**The request**
Output the material beneath exactly, leaving nothing out.

**Extracted records**
....
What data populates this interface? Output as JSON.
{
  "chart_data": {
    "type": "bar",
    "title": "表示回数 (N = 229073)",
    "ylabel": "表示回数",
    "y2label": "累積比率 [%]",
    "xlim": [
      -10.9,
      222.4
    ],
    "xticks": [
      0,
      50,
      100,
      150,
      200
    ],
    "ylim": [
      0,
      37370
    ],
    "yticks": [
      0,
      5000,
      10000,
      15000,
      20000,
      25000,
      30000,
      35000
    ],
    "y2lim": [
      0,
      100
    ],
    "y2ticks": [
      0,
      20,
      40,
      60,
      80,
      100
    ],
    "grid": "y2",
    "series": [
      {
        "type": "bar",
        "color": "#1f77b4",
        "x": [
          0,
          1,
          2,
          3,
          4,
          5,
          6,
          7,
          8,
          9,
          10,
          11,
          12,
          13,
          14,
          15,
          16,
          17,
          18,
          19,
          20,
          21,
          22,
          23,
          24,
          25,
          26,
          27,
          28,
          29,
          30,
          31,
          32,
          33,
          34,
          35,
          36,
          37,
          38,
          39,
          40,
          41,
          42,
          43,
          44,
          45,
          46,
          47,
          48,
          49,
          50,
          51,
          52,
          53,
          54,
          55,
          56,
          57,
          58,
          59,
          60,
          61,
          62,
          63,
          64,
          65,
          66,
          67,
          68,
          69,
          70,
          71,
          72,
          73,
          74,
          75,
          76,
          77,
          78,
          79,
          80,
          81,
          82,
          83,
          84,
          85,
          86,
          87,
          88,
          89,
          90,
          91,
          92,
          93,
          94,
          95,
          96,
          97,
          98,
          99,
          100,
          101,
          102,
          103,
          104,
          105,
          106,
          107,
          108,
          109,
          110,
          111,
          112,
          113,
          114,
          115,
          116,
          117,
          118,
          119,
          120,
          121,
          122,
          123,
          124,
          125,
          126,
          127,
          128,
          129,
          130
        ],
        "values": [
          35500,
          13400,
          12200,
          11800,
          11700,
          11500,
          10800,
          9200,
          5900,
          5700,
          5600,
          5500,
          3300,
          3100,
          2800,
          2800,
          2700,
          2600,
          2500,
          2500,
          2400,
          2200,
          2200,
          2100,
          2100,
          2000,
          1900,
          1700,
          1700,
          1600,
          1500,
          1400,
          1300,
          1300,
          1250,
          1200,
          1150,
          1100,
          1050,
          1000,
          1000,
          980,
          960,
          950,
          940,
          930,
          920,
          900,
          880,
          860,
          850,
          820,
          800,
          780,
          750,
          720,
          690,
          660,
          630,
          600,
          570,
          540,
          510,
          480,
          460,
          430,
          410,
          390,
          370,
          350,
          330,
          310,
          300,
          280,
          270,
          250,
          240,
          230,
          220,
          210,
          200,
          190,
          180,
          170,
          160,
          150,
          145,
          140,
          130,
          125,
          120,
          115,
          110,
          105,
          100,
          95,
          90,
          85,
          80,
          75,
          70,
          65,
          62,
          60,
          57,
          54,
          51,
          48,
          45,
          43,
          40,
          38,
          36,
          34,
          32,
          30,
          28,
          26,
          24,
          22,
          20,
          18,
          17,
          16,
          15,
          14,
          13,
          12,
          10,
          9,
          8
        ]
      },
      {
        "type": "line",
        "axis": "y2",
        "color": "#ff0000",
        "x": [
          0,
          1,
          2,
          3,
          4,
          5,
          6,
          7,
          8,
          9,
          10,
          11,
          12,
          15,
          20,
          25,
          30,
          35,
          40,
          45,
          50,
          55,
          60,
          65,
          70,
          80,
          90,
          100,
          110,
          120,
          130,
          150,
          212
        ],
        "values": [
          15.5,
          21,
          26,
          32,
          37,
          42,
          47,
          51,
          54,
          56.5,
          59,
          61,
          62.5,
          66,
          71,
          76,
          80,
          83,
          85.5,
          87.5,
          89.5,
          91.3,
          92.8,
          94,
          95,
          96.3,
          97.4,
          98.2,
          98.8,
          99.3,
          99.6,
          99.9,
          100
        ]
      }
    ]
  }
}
....
**Output for this task**
What data populates this interface? Output as JSON.
{
  "chart_data": {
    "type": "bar",
    "title": "表示回数 (N = 229073)",
    "ylabel": "表示回数",
    "y2label": "累積比率 [%]",
    "xlim": [
      -10.9,
      222.4
    ],
    "xticks": [
      0,
      50,
      100,
      150,
      200
    ],
    "ylim": [
      0,
      37370
    ],
    "yticks": [
      0,
      5000,
      10000,
      15000,
      20000,
      25000,
      30000,
      35000
    ],
    "y2lim": [
      0,
      100
    ],
    "y2ticks": [
      0,
      20,
      40,
      60,
      80,
      100
    ],
    "grid": "y2",
    "series": [
      {
        "type": "bar",
        "color": "#1f77b4",
        "x": [
          0,
          1,
          2,
          3,
          4,
          5,
          6,
          7,
          8,
          9,
          10,
          11,
          12,
          13,
          14,
          15,
          16,
          17,
          18,
          19,
          20,
          21,
          22,
          23,
          24,
          25,
          26,
          27,
          28,
          29,
          30,
          31,
          32,
          33,
          34,
          35,
          36,
          37,
          38,
          39,
          40,
          41,
          42,
          43,
          44,
          45,
          46,
          47,
          48,
          49,
          50,
          51,
          52,
          53,
          54,
          55,
          56,
          57,
          58,
          59,
          60,
          61,
          62,
          63,
          64,
          65,
          66,
          67,
          68,
          69,
          70,
          71,
          72,
          73,
          74,
          75,
          76,
          77,
          78,
          79,
          80,
          81,
          82,
          83,
          84,
          85,
          86,
          87,
          88,
          89,
          90,
          91,
          92,
          93,
          94,
          95,
          96,
          97,
          98,
          99,
          100,
          101,
          102,
          103,
          104,
          105,
          106,
          107,
          108,
          109,
          110,
          111,
          112,
          113,
          114,
          115,
          116,
          117,
          118,
          119,
          120,
          121,
          122,
          123,
          124,
          125,
          126,
          127,
          128,
          129,
          130
        ],
        "values": [
          35500,
          13400,
          12200,
          11800,
          11700,
          11500,
          10800,
          9200,
          5900,
          5700,
          5600,
          5500,
          3300,
          3100,
          2800,
          2800,
          2700,
          2600,
          2500,
          2500,
          2400,
          2200,
          2200,
          2100,
          2100,
          2000,
          1900,
          1700,
          1700,
          1600,
          1500,
          1400,
          1300,
          1300,
          1250,
          1200,
          1150,
          1100,
          1050,
          1000,
          1000,
          980,
          960,
          950,
          940,
          930,
          920,
          900,
          880,
          860,
          850,
          820,
          800,
          780,
          750,
          720,
          690,
          660,
          630,
          600,
          570,
          540,
          510,
          480,
          460,
          430,
          410,
          390,
          370,
          350,
          330,
          310,
          300,
          280,
          270,
          250,
          240,
          230,
          220,
          210,
          200,
          190,
          180,
          170,
          160,
          150,
          145,
          140,
          130,
          125,
          120,
          115,
          110,
          105,
          100,
          95,
          90,
          85,
          80,
          75,
          70,
          65,
          62,
          60,
          57,
          54,
          51,
          48,
          45,
          43,
          40,
          38,
          36,
          34,
          32,
          30,
          28,
          26,
          24,
          22,
          20,
          18,
          17,
          16,
          15,
          14,
          13,
          12,
          10,
          9,
          8
        ]
      },
      {
        "type": "line",
        "axis": "y2",
        "color": "#ff0000",
        "x": [
          0,
          1,
          2,
          3,
          4,
          5,
          6,
          7,
          8,
          9,
          10,
          11,
          12,
          15,
          20,
          25,
          30,
          35,
          40,
          45,
          50,
          55,
          60,
          65,
          70,
          80,
          90,
          100,
          110,
          120,
          130,
          150,
          212
        ],
        "values": [
          15.5,
          21,
          26,
          32,
          37,
          42,
          47,
          51,
          54,
          56.5,
          59,
          61,
          62.5,
          66,
          71,
          76,
          80,
          83,
          85.5,
          87.5,
          89.5,
          91.3,
          92.8,
          94,
          95,
          96.3,
          97.4,
          98.2,
          98.8,
          99.3,
          99.6,
          99.9,
          100
        ]
      }
    ]
  }
}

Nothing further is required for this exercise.